Start Working data

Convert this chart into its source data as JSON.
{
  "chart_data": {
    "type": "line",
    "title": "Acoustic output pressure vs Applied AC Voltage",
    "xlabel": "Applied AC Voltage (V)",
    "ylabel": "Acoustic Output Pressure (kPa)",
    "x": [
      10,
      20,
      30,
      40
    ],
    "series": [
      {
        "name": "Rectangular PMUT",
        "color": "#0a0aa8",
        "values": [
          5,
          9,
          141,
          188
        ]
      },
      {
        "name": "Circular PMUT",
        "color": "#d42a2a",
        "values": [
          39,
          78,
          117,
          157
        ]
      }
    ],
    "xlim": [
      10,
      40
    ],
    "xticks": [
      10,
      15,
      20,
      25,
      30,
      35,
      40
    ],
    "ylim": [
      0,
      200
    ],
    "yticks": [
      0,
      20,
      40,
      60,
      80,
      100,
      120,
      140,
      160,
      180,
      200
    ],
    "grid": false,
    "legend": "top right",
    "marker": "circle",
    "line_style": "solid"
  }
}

End Working data

▸ What to work on
Copy out every line from the material above in which the word "name" appears.

▸ Task answer
        "name": "Rectangular PMUT",
        "name": "Circular PMUT",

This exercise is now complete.